## Task brief
Can all of these lines be returned exactly?

Extracts from a graphics dataset:

※

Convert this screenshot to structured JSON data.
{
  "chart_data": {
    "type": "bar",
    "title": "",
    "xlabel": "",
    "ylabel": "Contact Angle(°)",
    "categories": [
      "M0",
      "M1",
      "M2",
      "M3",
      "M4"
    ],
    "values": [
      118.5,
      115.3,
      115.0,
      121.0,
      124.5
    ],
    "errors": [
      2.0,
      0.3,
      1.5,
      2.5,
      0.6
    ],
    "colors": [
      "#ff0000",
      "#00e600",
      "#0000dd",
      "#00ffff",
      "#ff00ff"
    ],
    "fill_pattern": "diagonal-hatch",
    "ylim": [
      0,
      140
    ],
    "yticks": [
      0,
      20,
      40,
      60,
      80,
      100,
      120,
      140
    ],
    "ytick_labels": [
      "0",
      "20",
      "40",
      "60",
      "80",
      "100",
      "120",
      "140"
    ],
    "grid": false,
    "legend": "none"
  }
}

※

## Complete output
Convert this screenshot to structured JSON data.
{
  "chart_data": {
    "type": "bar",
    "title": "",
    "xlabel": "",
    "ylabel": "Contact Angle(°)",
    "categories": [
      "M0",
      "M1",
      "M2",
      "M3",
      "M4"
    ],
    "values": [
      118.5,
      115.3,
      115.0,
      121.0,
      124.5
    ],
    "errors": [
      2.0,
      0.3,
      1.5,
      2.5,
      0.6
    ],
    "colors": [
      "#ff0000",
      "#00e600",
      "#0000dd",
      "#00ffff",
      "#ff00ff"
    ],
    "fill_pattern": "diagonal-hatch",
    "ylim": [
      0,
      140
    ],
    "yticks": [
      0,
      20,
      40,
      60,
      80,
      100,
      120,
      140
    ],
    "ytick_labels": [
      "0",
      "20",
      "40",
      "60",
      "80",
      "100",
      "120",
      "140"
    ],
    "grid": false,
    "legend": "none"
  }
}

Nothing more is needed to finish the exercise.